Material to process>
=====
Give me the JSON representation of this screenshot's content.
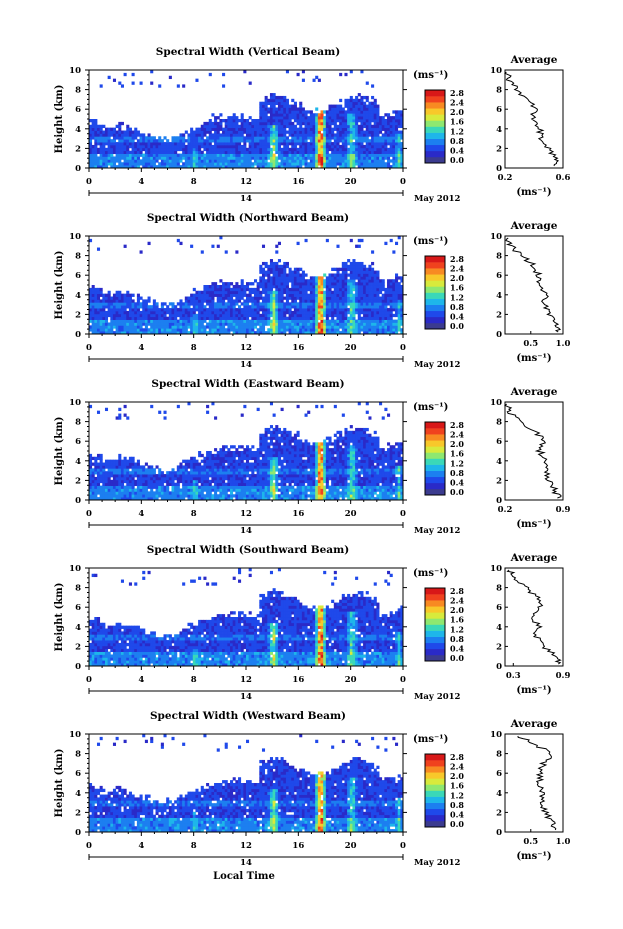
{
  "figure": {
    "xlabel": "Local Time",
    "day_label": "14",
    "month_label": "May 2012",
    "ylabel": "Height (km)",
    "unit_label": "(ms⁻¹)",
    "avg_title": "Average",
    "avg_unit": "(ms⁻¹)"
  },
  "colorbar": {
    "ticks": [
      "0.0",
      "0.4",
      "0.8",
      "1.2",
      "1.6",
      "2.0",
      "2.4",
      "2.8"
    ],
    "colors": [
      "#3b3b8f",
      "#2a2ac8",
      "#1f49ea",
      "#1c7ff0",
      "#1eb6ea",
      "#3ad8b8",
      "#8ee870",
      "#d8ea3c",
      "#f8c82a",
      "#f88a22",
      "#f0421e",
      "#d81818"
    ]
  },
  "chart_data": [
    {
      "type": "heatmap",
      "title": "Spectral Width (Vertical Beam)",
      "xlabel": "Local Time",
      "ylabel": "Height (km)",
      "xlim": [
        0,
        24
      ],
      "ylim": [
        0,
        10
      ],
      "x_ticks": [
        "0",
        "4",
        "8",
        "12",
        "16",
        "20",
        "0"
      ],
      "y_ticks": [
        "0",
        "2",
        "4",
        "6",
        "8",
        "10"
      ],
      "colorbar_range": [
        0.0,
        2.8
      ],
      "average_profile": {
        "xlim": [
          0.2,
          0.6
        ],
        "x_ticks": [
          "0.2",
          "0.6"
        ],
        "points": [
          [
            0.55,
            0.2
          ],
          [
            0.56,
            1.0
          ],
          [
            0.5,
            2.0
          ],
          [
            0.44,
            3.0
          ],
          [
            0.45,
            4.0
          ],
          [
            0.38,
            5.0
          ],
          [
            0.42,
            6.0
          ],
          [
            0.35,
            7.0
          ],
          [
            0.28,
            8.0
          ],
          [
            0.23,
            9.0
          ],
          [
            0.21,
            9.8
          ]
        ]
      }
    },
    {
      "type": "heatmap",
      "title": "Spectral Width (Northward Beam)",
      "xlabel": "Local Time",
      "ylabel": "Height (km)",
      "xlim": [
        0,
        24
      ],
      "ylim": [
        0,
        10
      ],
      "x_ticks": [
        "0",
        "4",
        "8",
        "12",
        "16",
        "20",
        "0"
      ],
      "y_ticks": [
        "0",
        "2",
        "4",
        "6",
        "8",
        "10"
      ],
      "colorbar_range": [
        0.0,
        2.8
      ],
      "average_profile": {
        "xlim": [
          0.1,
          1.0
        ],
        "x_ticks": [
          "0.5",
          "1.0"
        ],
        "points": [
          [
            0.95,
            0.2
          ],
          [
            0.88,
            1.0
          ],
          [
            0.8,
            2.0
          ],
          [
            0.7,
            3.0
          ],
          [
            0.72,
            4.0
          ],
          [
            0.6,
            5.0
          ],
          [
            0.62,
            6.0
          ],
          [
            0.55,
            7.0
          ],
          [
            0.35,
            8.0
          ],
          [
            0.2,
            9.0
          ],
          [
            0.15,
            9.8
          ]
        ]
      }
    },
    {
      "type": "heatmap",
      "title": "Spectral Width (Eastward Beam)",
      "xlabel": "Local Time",
      "ylabel": "Height (km)",
      "xlim": [
        0,
        24
      ],
      "ylim": [
        0,
        10
      ],
      "x_ticks": [
        "0",
        "4",
        "8",
        "12",
        "16",
        "20",
        "0"
      ],
      "y_ticks": [
        "0",
        "2",
        "4",
        "6",
        "8",
        "10"
      ],
      "colorbar_range": [
        0.0,
        2.8
      ],
      "average_profile": {
        "xlim": [
          0.2,
          0.9
        ],
        "x_ticks": [
          "0.2",
          "0.9"
        ],
        "points": [
          [
            0.85,
            0.2
          ],
          [
            0.8,
            1.0
          ],
          [
            0.72,
            2.0
          ],
          [
            0.68,
            3.0
          ],
          [
            0.7,
            4.0
          ],
          [
            0.62,
            5.0
          ],
          [
            0.66,
            6.0
          ],
          [
            0.58,
            7.0
          ],
          [
            0.38,
            8.0
          ],
          [
            0.25,
            9.0
          ],
          [
            0.22,
            9.8
          ]
        ]
      }
    },
    {
      "type": "heatmap",
      "title": "Spectral Width (Southward Beam)",
      "xlabel": "Local Time",
      "ylabel": "Height (km)",
      "xlim": [
        0,
        24
      ],
      "ylim": [
        0,
        10
      ],
      "x_ticks": [
        "0",
        "4",
        "8",
        "12",
        "16",
        "20",
        "0"
      ],
      "y_ticks": [
        "0",
        "2",
        "4",
        "6",
        "8",
        "10"
      ],
      "colorbar_range": [
        0.0,
        2.8
      ],
      "average_profile": {
        "xlim": [
          0.2,
          0.9
        ],
        "x_ticks": [
          "0.3",
          "0.9"
        ],
        "points": [
          [
            0.86,
            0.2
          ],
          [
            0.8,
            1.0
          ],
          [
            0.66,
            2.0
          ],
          [
            0.58,
            3.0
          ],
          [
            0.6,
            4.0
          ],
          [
            0.55,
            5.0
          ],
          [
            0.62,
            6.0
          ],
          [
            0.6,
            7.0
          ],
          [
            0.45,
            8.0
          ],
          [
            0.3,
            9.0
          ],
          [
            0.25,
            9.8
          ]
        ]
      }
    },
    {
      "type": "heatmap",
      "title": "Spectral Width (Westward Beam)",
      "xlabel": "Local Time",
      "ylabel": "Height (km)",
      "xlim": [
        0,
        24
      ],
      "ylim": [
        0,
        10
      ],
      "x_ticks": [
        "0",
        "4",
        "8",
        "12",
        "16",
        "20",
        "0"
      ],
      "y_ticks": [
        "0",
        "2",
        "4",
        "6",
        "8",
        "10"
      ],
      "colorbar_range": [
        0.0,
        2.8
      ],
      "average_profile": {
        "xlim": [
          0.1,
          1.0
        ],
        "x_ticks": [
          "0.5",
          "1.0"
        ],
        "points": [
          [
            0.9,
            0.2
          ],
          [
            0.82,
            1.0
          ],
          [
            0.72,
            2.0
          ],
          [
            0.66,
            3.0
          ],
          [
            0.7,
            4.0
          ],
          [
            0.62,
            5.0
          ],
          [
            0.65,
            6.0
          ],
          [
            0.7,
            7.0
          ],
          [
            0.82,
            8.0
          ],
          [
            0.55,
            9.0
          ],
          [
            0.3,
            9.8
          ]
        ]
      }
    }
  ]
}
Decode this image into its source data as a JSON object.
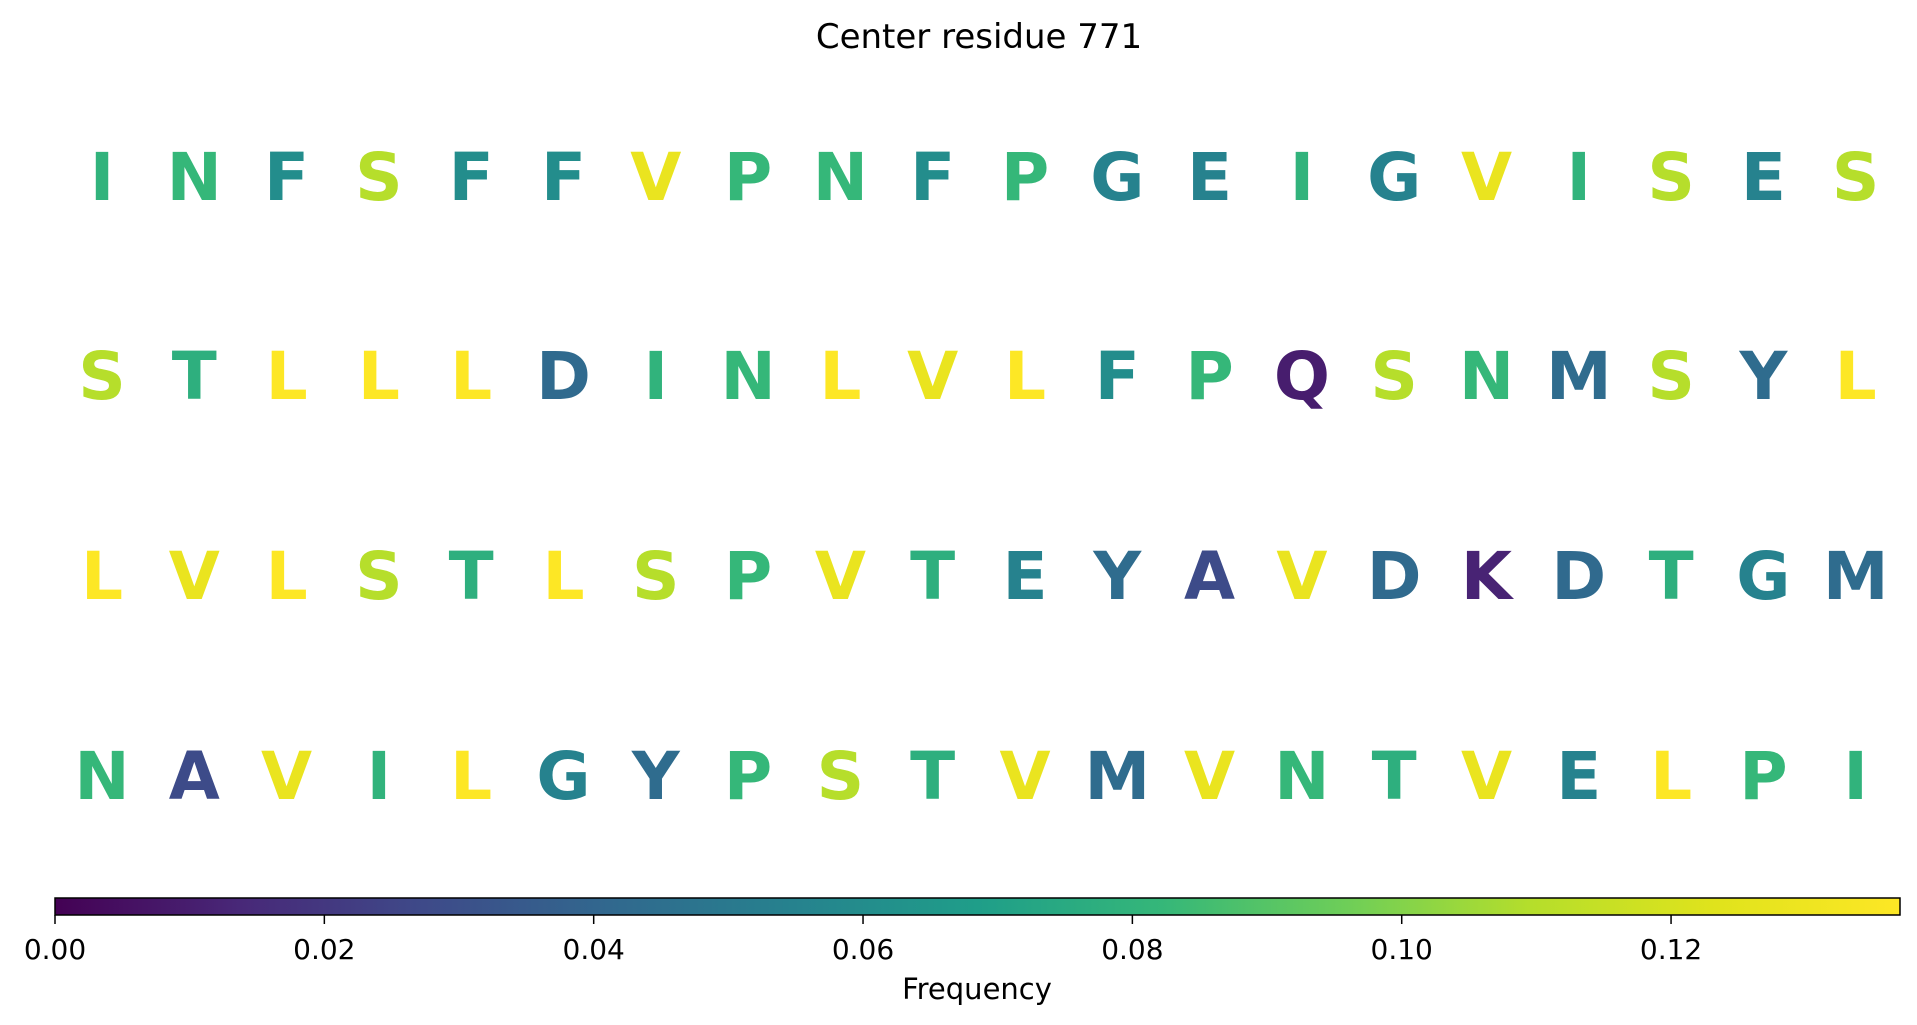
{
  "chart_data": {
    "type": "heatmap",
    "title": "Center residue 771",
    "rows": [
      {
        "letters": [
          "I",
          "N",
          "F",
          "S",
          "F",
          "F",
          "V",
          "P",
          "N",
          "F",
          "P",
          "G",
          "E",
          "I",
          "G",
          "V",
          "I",
          "S",
          "E",
          "S"
        ],
        "values": [
          0.08,
          0.082,
          0.06,
          0.11,
          0.06,
          0.06,
          0.128,
          0.082,
          0.082,
          0.06,
          0.082,
          0.055,
          0.055,
          0.08,
          0.055,
          0.128,
          0.08,
          0.11,
          0.055,
          0.11
        ]
      },
      {
        "letters": [
          "S",
          "T",
          "L",
          "L",
          "L",
          "D",
          "I",
          "N",
          "L",
          "V",
          "L",
          "F",
          "P",
          "Q",
          "S",
          "N",
          "M",
          "S",
          "Y",
          "L"
        ],
        "values": [
          0.11,
          0.078,
          0.137,
          0.137,
          0.137,
          0.042,
          0.08,
          0.082,
          0.137,
          0.128,
          0.137,
          0.06,
          0.082,
          0.01,
          0.11,
          0.082,
          0.043,
          0.11,
          0.043,
          0.137
        ]
      },
      {
        "letters": [
          "L",
          "V",
          "L",
          "S",
          "T",
          "L",
          "S",
          "P",
          "V",
          "T",
          "E",
          "Y",
          "A",
          "V",
          "D",
          "K",
          "D",
          "T",
          "G",
          "M"
        ],
        "values": [
          0.137,
          0.128,
          0.137,
          0.11,
          0.078,
          0.137,
          0.11,
          0.082,
          0.128,
          0.078,
          0.055,
          0.043,
          0.028,
          0.128,
          0.042,
          0.012,
          0.042,
          0.078,
          0.055,
          0.043
        ]
      },
      {
        "letters": [
          "N",
          "A",
          "V",
          "I",
          "L",
          "G",
          "Y",
          "P",
          "S",
          "T",
          "V",
          "M",
          "V",
          "N",
          "T",
          "V",
          "E",
          "L",
          "P",
          "I"
        ],
        "values": [
          0.082,
          0.028,
          0.128,
          0.08,
          0.137,
          0.055,
          0.043,
          0.082,
          0.11,
          0.078,
          0.128,
          0.043,
          0.128,
          0.082,
          0.078,
          0.128,
          0.055,
          0.137,
          0.082,
          0.08
        ]
      }
    ],
    "colorbar": {
      "label": "Frequency",
      "min": 0.0,
      "max": 0.137,
      "ticks": [
        0.0,
        0.02,
        0.04,
        0.06,
        0.08,
        0.1,
        0.12
      ],
      "tick_labels": [
        "0.00",
        "0.02",
        "0.04",
        "0.06",
        "0.08",
        "0.10",
        "0.12"
      ],
      "colormap": "viridis"
    }
  }
}
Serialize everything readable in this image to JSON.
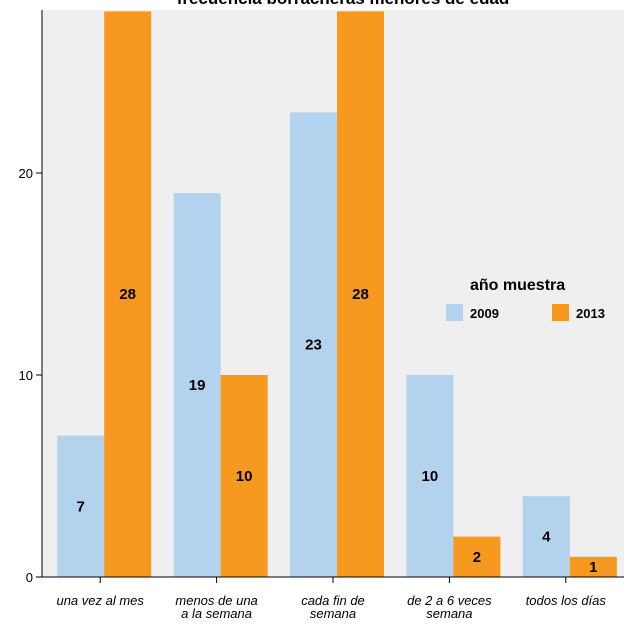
=====
Look through the entries above. Extract each line with the word "this".

Give me the JSON representation of this screenshot's content.
Decode this image into its source data as a JSON object.
Serialize everything readable in this image to JSON.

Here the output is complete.